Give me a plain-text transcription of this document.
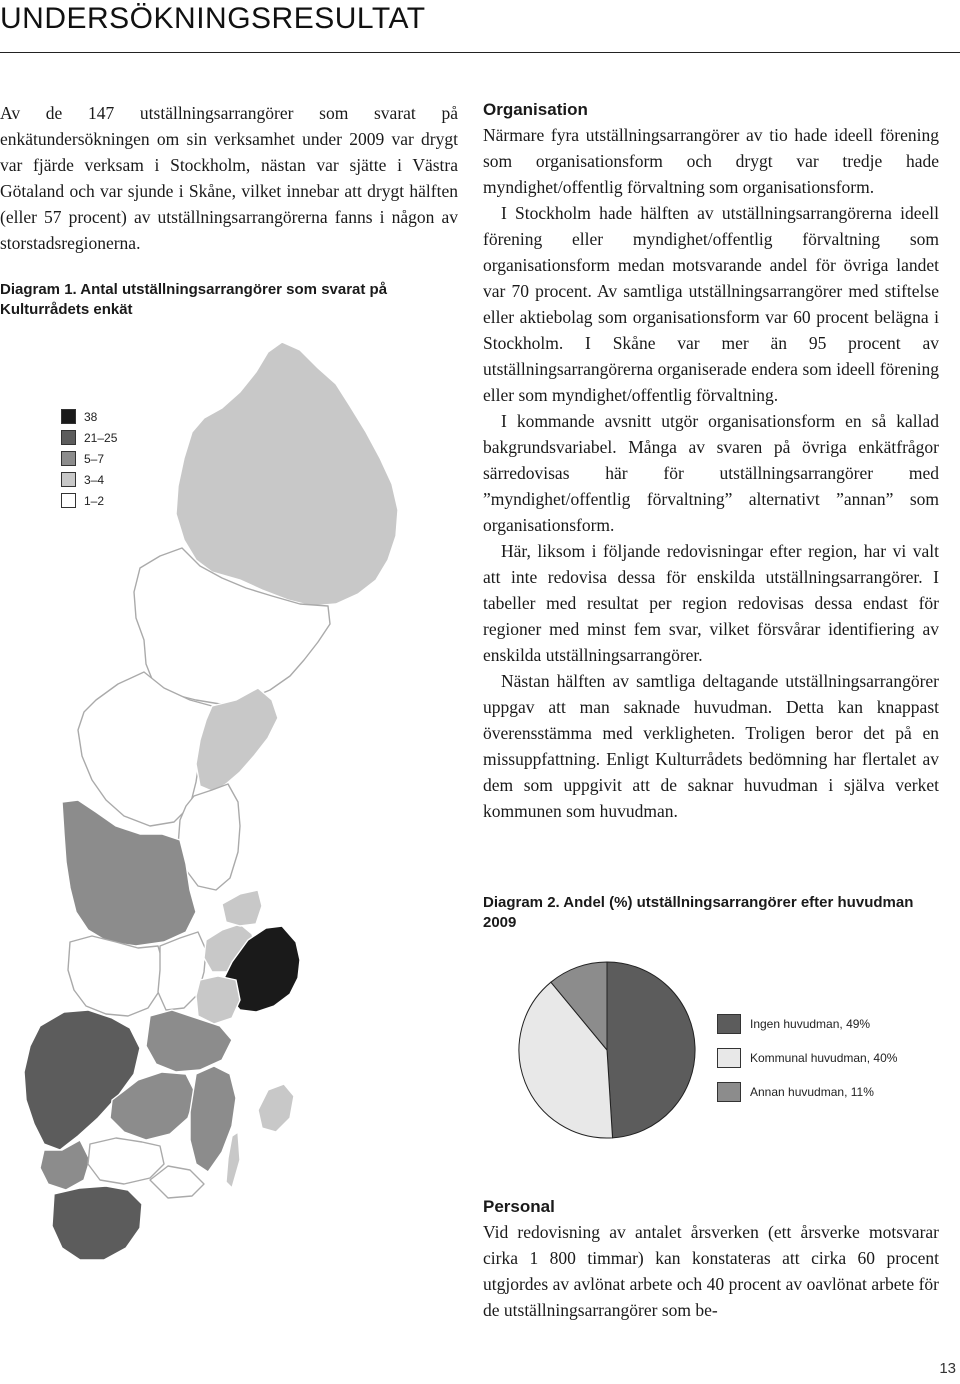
UNDERSÖKNINGSRESULTAT

Av de 147 utställningsarrangörer som svarat på enkätundersökningen om sin verksamhet under 2009 var drygt var fjärde verksam i Stockholm, nästan var sjätte i Västra Götaland och var sjunde i Skåne, vilket innebar att drygt hälften (eller 57 procent) av utställningsarrangörerna fanns i någon av storstadsregionerna.

Diagram 1. Antal utställningsarrangörer som svarat på Kulturrådets enkät

38
21–25
5–7
3–4
1–2
Organisation

Närmare fyra utställningsarrangörer av tio hade ideell förening som organisationsform och drygt var tredje hade myndighet/offentlig förvaltning som organisationsform.

I Stockholm hade hälften av utställningsarrangörerna ideell förening eller myndighet/offentlig förvaltning som organisationsform medan motsvarande andel för övriga landet var 70 procent. Av samtliga utställningsarrangörer med stiftelse eller aktiebolag som organisationsform var 60 procent belägna i Stockholm. I Skåne var mer än 95 procent av utställningsarrangörerna organiserade endera som ideell förening eller som myndighet/offentlig förvaltning.

I kommande avsnitt utgör organisationsform en så kallad bakgrundsvariabel. Många av svaren på övriga enkätfrågor särredovisas här för utställningsarrangörer med ”myndighet/offentlig förvaltning” alternativt ”annan” som organisationsform.

Här, liksom i följande redovisningar efter region, har vi valt att inte redovisa dessa för enskilda utställningsarrangörer. I tabeller med resultat per region redovisas dessa endast för regioner med minst fem svar, vilket försvårar identifiering av enskilda utställningsarrangörer.

Nästan hälften av samtliga deltagande utställningsarrangörer uppgav att man saknade huvudman. Detta kan knappast överensstämma med verkligheten. Troligen beror det på en missuppfattning. Enligt Kulturrådets bedömning har flertalet av dem som uppgivit att de saknar huvudman i själva verket kommunen som huvudman.

Diagram 2. Andel (%) utställningsarrangörer efter huvudman 2009

Ingen huvudman, 49%
Kommunal huvudman, 40%
Annan huvudman, 11%
Personal

Vid redovisning av antalet årsverken (ett årsverke motsvarar cirka 1 800 timmar) kan konstateras att cirka 60 procent utgjordes av avlönat arbete och 40 procent av oavlönat arbete för de utställningsarrangörer som be-

13
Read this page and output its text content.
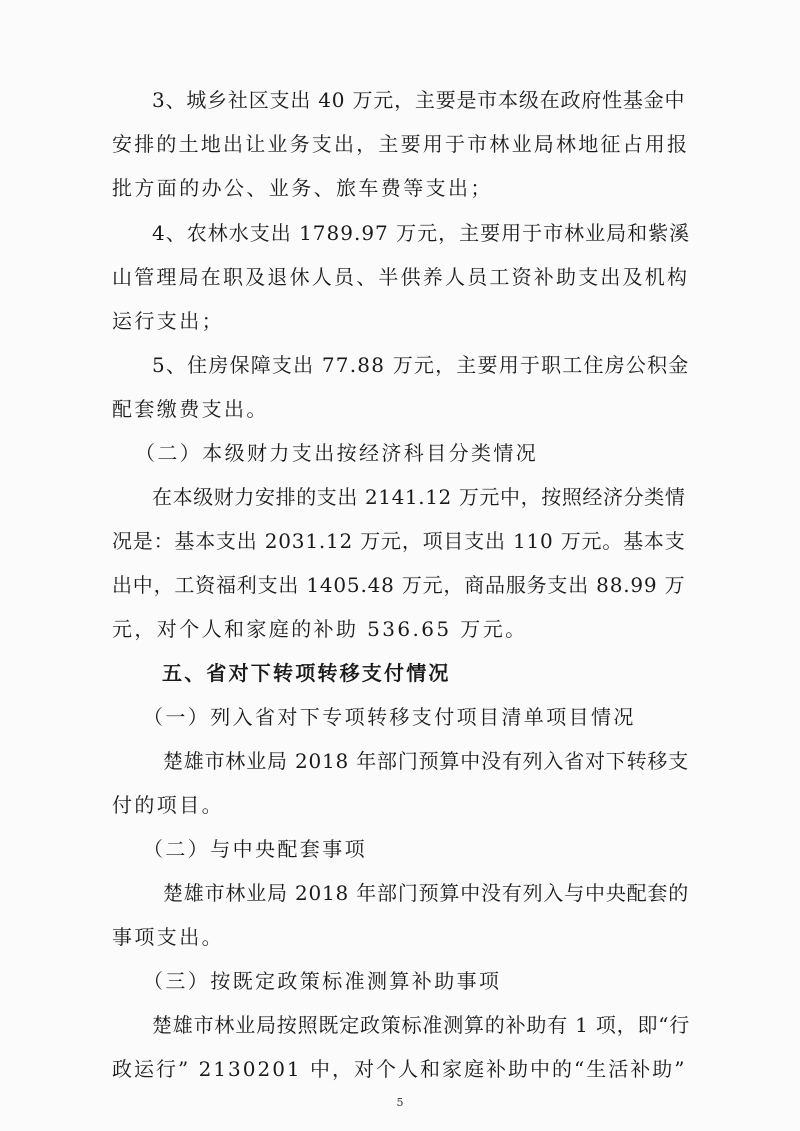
3、城乡社区支出 40 万元，主要是市本级在政府性基金中
安排的土地出让业务支出，主要用于市林业局林地征占用报
批方面的办公、业务、旅车费等支出；
4、农林水支出 1789.97 万元，主要用于市林业局和紫溪
山管理局在职及退休人员、半供养人员工资补助支出及机构
运行支出；
5、住房保障支出 77.88 万元，主要用于职工住房公积金
配套缴费支出。
（二）本级财力支出按经济科目分类情况
在本级财力安排的支出 2141.12 万元中，按照经济分类情
况是：基本支出 2031.12 万元，项目支出 110 万元。基本支
出中，工资福利支出 1405.48 万元，商品服务支出 88.99 万
元，对个人和家庭的补助 536.65 万元。
五、省对下转项转移支付情况
（一）列入省对下专项转移支付项目清单项目情况
楚雄市林业局 2018 年部门预算中没有列入省对下转移支
付的项目。
（二）与中央配套事项
楚雄市林业局 2018 年部门预算中没有列入与中央配套的
事项支出。
（三）按既定政策标准测算补助事项
楚雄市林业局按照既定政策标准测算的补助有 1 项，即“行
政运行” 2130201 中，对个人和家庭补助中的“生活补助”
5
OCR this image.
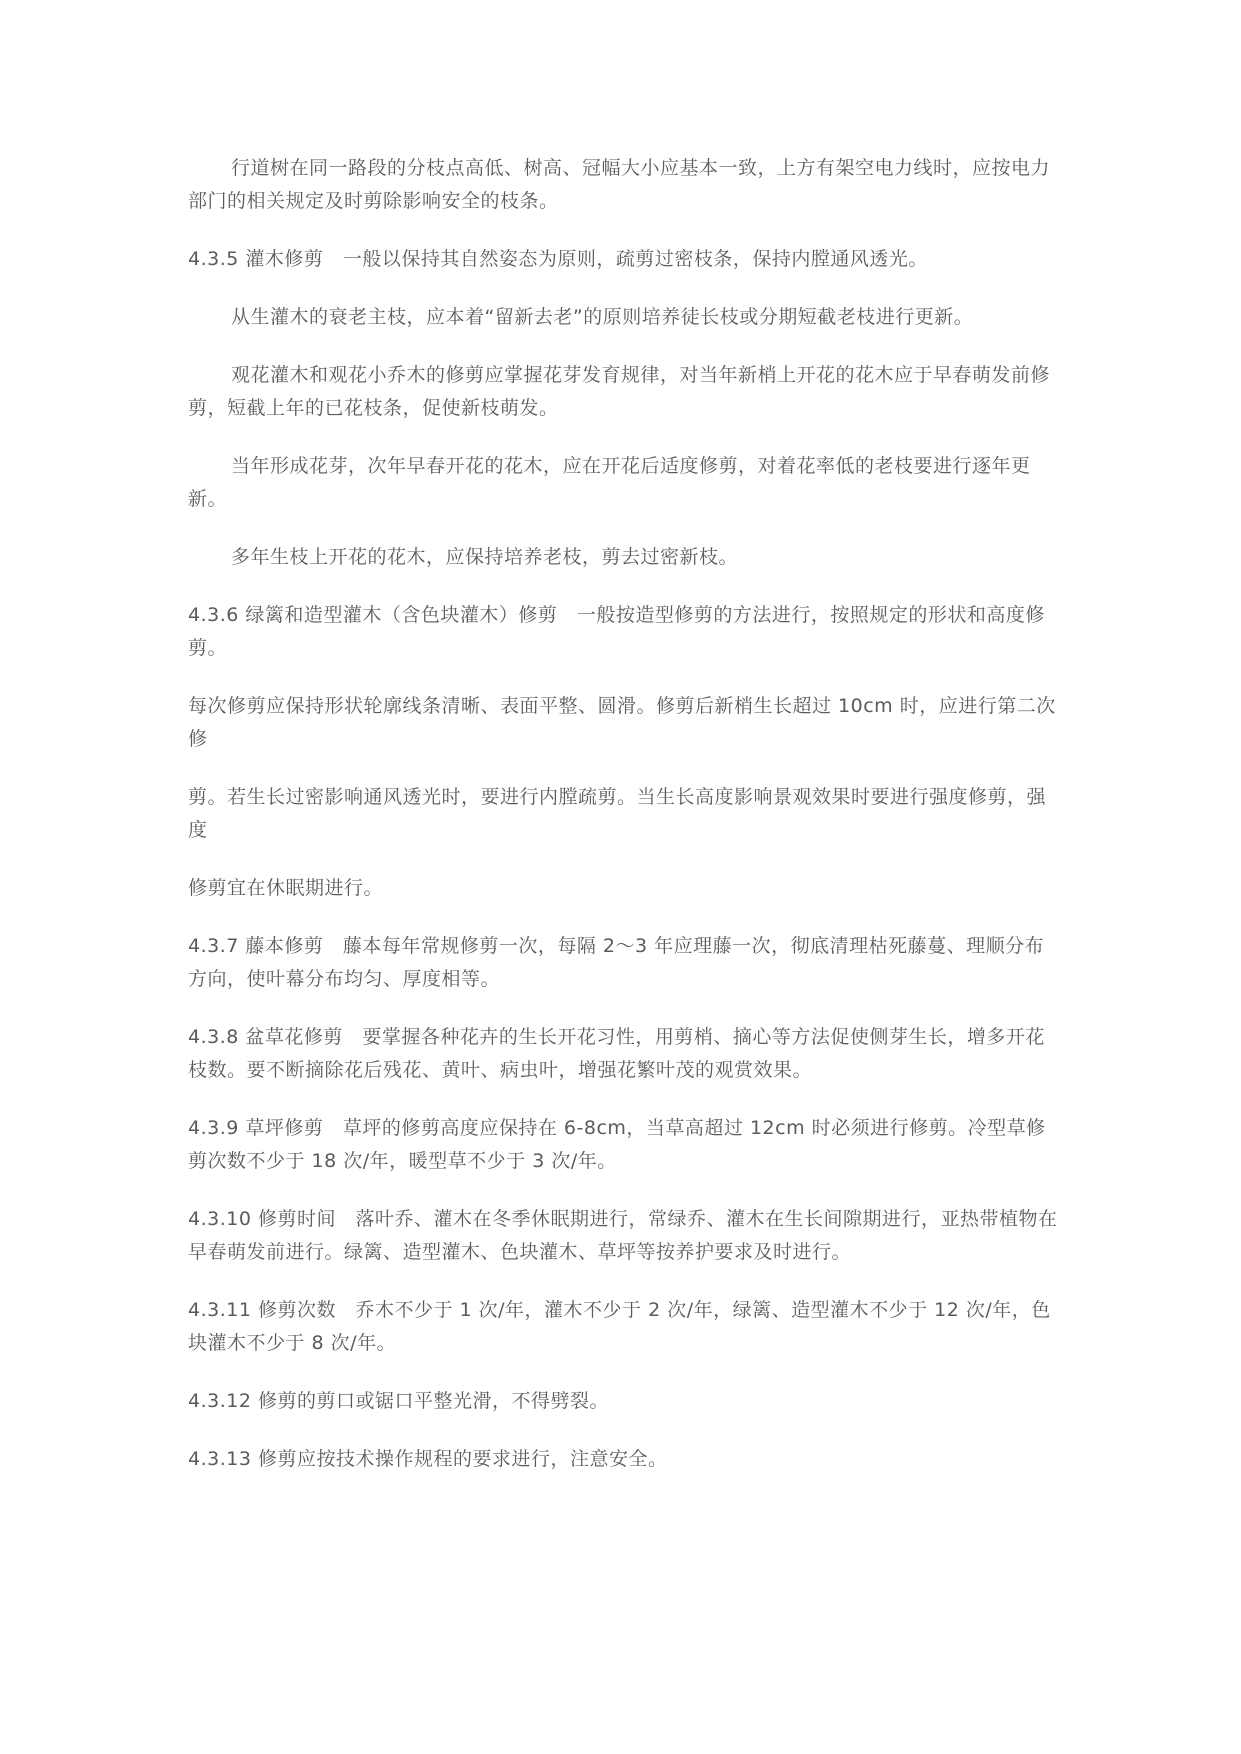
行道树在同一路段的分枝点高低、树高、冠幅大小应基本一致，上方有架空电力线时，应按电力部门的相关规定及时剪除影响安全的枝条。

4.3.5 灌木修剪　一般以保持其自然姿态为原则，疏剪过密枝条，保持内膛通风透光。

从生灌木的衰老主枝，应本着“留新去老”的原则培养徒长枝或分期短截老枝进行更新。

观花灌木和观花小乔木的修剪应掌握花芽发育规律，对当年新梢上开花的花木应于早春萌发前修剪，短截上年的已花枝条，促使新枝萌发。

当年形成花芽，次年早春开花的花木，应在开花后适度修剪，对着花率低的老枝要进行逐年更新。

多年生枝上开花的花木，应保持培养老枝，剪去过密新枝。

4.3.6 绿篱和造型灌木（含色块灌木）修剪　一般按造型修剪的方法进行，按照规定的形状和高度修剪。

每次修剪应保持形状轮廓线条清晰、表面平整、圆滑。修剪后新梢生长超过 10cm 时，应进行第二次修

剪。若生长过密影响通风透光时，要进行内膛疏剪。当生长高度影响景观效果时要进行强度修剪，强度

修剪宜在休眠期进行。

4.3.7 藤本修剪　藤本每年常规修剪一次，每隔 2～3 年应理藤一次，彻底清理枯死藤蔓、理顺分布方向，使叶幕分布均匀、厚度相等。

4.3.8 盆草花修剪　要掌握各种花卉的生长开花习性，用剪梢、摘心等方法促使侧芽生长，增多开花枝数。要不断摘除花后残花、黄叶、病虫叶，增强花繁叶茂的观赏效果。

4.3.9 草坪修剪　草坪的修剪高度应保持在 6-8cm，当草高超过 12cm 时必须进行修剪。冷型草修剪次数不少于 18 次/年，暖型草不少于 3 次/年。

4.3.10 修剪时间　落叶乔、灌木在冬季休眠期进行，常绿乔、灌木在生长间隙期进行，亚热带植物在早春萌发前进行。绿篱、造型灌木、色块灌木、草坪等按养护要求及时进行。

4.3.11 修剪次数　乔木不少于 1 次/年，灌木不少于 2 次/年，绿篱、造型灌木不少于 12 次/年，色块灌木不少于 8 次/年。

4.3.12 修剪的剪口或锯口平整光滑，不得劈裂。

4.3.13 修剪应按技术操作规程的要求进行，注意安全。
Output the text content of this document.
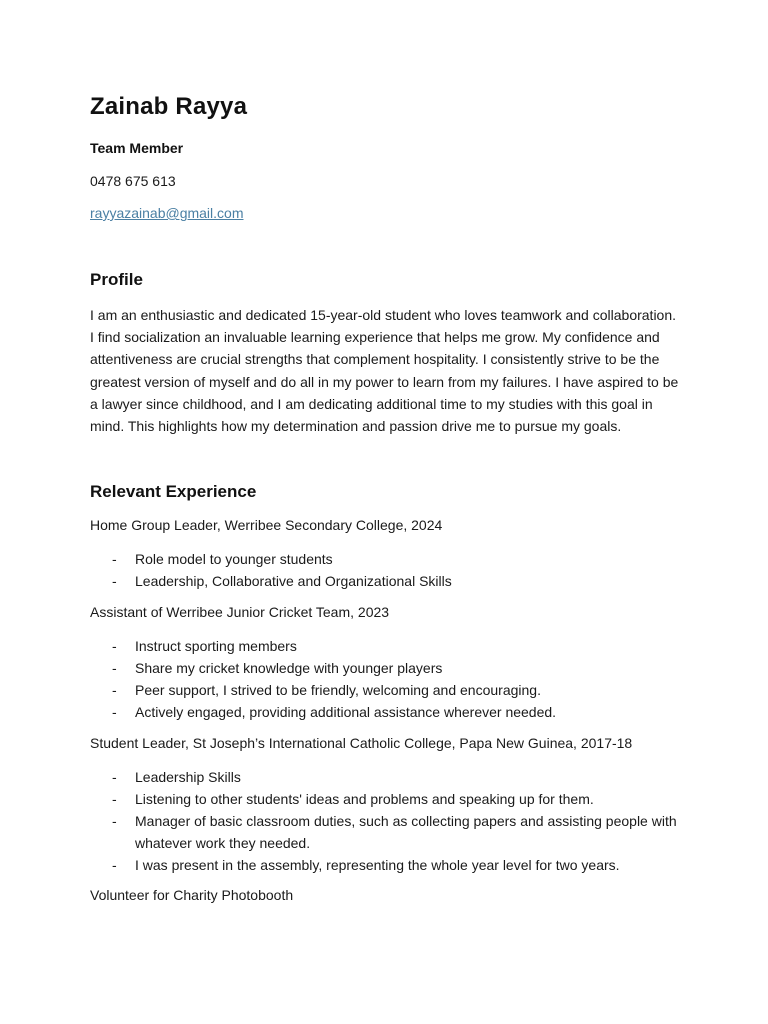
Zainab Rayya
Team Member
0478 675 613
rayyazainab@gmail.com
Profile
I am an enthusiastic and dedicated 15-year-old student who loves teamwork and collaboration. I find socialization an invaluable learning experience that helps me grow. My confidence and attentiveness are crucial strengths that complement hospitality. I consistently strive to be the greatest version of myself and do all in my power to learn from my failures. I have aspired to be a lawyer since childhood, and I am dedicating additional time to my studies with this goal in mind. This highlights how my determination and passion drive me to pursue my goals.
Relevant Experience
Home Group Leader, Werribee Secondary College, 2024
- Role model to younger students
- Leadership, Collaborative and Organizational Skills
Assistant of Werribee Junior Cricket Team, 2023
- Instruct sporting members
- Share my cricket knowledge with younger players
- Peer support, I strived to be friendly, welcoming and encouraging.
- Actively engaged, providing additional assistance wherever needed.
Student Leader, St Joseph’s International Catholic College, Papa New Guinea, 2017-18
- Leadership Skills
- Listening to other students' ideas and problems and speaking up for them.
- Manager of basic classroom duties, such as collecting papers and assisting people with whatever work they needed.
- I was present in the assembly, representing the whole year level for two years.
Volunteer for Charity Photobooth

# # # # #

Extract all lines from the material above that include the word "Leadership".

- Leadership, Collaborative and Organizational Skills
- Leadership Skills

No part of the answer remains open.